*Given data*.
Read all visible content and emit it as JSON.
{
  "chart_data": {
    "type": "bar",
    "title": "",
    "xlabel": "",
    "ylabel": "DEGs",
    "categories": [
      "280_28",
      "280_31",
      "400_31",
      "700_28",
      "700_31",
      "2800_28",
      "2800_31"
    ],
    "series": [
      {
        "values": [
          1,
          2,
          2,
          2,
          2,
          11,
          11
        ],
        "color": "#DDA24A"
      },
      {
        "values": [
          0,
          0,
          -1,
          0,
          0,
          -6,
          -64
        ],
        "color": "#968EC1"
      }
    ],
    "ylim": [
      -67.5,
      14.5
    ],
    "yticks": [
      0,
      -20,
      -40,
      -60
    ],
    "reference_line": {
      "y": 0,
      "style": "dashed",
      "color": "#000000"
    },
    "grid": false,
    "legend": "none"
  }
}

...

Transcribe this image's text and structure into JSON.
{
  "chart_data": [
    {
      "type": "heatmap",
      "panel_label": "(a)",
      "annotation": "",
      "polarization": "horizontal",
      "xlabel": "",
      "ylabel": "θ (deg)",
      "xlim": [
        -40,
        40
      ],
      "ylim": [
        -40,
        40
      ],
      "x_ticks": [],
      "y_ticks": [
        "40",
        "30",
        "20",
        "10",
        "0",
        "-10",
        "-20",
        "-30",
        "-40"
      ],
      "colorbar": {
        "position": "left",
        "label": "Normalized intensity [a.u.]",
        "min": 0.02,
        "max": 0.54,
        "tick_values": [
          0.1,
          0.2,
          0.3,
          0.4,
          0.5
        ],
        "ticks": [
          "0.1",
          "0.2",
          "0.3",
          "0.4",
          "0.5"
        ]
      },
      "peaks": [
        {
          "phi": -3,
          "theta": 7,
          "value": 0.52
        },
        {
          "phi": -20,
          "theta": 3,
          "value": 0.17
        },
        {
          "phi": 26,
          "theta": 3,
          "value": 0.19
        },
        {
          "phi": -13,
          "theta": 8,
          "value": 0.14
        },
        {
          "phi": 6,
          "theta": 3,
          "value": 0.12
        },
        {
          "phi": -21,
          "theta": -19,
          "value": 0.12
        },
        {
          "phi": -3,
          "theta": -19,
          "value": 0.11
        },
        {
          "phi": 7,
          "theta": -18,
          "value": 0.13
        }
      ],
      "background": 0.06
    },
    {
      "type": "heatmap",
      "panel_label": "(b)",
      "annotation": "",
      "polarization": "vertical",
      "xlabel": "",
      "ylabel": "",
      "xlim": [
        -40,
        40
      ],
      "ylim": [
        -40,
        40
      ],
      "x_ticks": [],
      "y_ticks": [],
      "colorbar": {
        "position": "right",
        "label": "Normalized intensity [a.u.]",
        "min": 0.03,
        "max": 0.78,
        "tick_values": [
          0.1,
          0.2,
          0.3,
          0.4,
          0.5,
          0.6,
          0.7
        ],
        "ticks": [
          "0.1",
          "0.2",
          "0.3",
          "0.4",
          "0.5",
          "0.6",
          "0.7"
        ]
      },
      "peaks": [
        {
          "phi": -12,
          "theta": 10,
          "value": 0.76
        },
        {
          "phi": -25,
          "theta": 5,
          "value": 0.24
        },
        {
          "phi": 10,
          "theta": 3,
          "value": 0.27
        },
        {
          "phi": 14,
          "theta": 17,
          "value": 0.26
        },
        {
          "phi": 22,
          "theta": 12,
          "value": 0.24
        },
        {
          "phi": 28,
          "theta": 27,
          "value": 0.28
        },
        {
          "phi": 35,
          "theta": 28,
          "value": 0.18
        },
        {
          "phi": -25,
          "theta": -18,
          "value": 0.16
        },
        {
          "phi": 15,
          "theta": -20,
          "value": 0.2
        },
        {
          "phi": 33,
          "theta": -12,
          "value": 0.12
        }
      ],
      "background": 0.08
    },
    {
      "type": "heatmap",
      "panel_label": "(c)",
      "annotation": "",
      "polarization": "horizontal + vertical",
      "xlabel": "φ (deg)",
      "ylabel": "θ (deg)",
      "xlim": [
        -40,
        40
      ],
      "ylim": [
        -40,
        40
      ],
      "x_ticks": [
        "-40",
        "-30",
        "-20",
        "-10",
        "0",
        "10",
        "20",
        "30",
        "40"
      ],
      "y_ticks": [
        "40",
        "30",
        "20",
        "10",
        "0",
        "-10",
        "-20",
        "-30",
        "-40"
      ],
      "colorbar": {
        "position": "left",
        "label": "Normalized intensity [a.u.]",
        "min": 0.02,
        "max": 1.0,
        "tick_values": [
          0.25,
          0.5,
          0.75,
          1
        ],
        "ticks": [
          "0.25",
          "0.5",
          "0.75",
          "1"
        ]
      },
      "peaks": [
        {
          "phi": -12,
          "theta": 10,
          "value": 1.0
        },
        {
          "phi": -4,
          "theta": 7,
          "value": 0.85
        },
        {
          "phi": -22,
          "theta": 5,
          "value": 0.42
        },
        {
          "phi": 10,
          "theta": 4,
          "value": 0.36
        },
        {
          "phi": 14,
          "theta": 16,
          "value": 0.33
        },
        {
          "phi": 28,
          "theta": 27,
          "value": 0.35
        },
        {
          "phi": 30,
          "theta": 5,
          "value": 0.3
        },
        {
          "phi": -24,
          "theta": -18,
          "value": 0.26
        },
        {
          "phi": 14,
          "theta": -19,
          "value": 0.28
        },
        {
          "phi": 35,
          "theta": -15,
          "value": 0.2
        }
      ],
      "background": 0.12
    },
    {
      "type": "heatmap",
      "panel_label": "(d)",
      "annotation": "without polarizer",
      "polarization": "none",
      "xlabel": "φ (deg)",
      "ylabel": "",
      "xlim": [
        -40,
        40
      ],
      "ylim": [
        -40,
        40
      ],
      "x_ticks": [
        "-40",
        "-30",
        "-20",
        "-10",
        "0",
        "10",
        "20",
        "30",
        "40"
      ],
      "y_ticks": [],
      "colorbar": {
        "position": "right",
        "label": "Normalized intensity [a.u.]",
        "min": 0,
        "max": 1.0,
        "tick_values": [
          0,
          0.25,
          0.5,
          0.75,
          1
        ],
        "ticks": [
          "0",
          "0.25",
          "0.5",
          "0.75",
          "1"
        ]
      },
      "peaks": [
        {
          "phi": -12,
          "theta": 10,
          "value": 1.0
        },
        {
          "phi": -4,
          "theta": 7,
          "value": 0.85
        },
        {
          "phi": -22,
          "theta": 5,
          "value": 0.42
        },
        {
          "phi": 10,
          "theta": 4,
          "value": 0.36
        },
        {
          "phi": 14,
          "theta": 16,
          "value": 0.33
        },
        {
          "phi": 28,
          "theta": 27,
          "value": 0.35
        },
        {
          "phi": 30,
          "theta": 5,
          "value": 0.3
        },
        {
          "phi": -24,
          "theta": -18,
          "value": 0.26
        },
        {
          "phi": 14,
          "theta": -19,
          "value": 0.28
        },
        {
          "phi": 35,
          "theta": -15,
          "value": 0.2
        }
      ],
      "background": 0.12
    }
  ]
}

*Given request*.
Among the lines of the data, identify those with the word "JSON". Copy each of them.

*Output of the exercise*.
Read all visible content and emit it as JSON.
Transcribe this image's text and structure into JSON.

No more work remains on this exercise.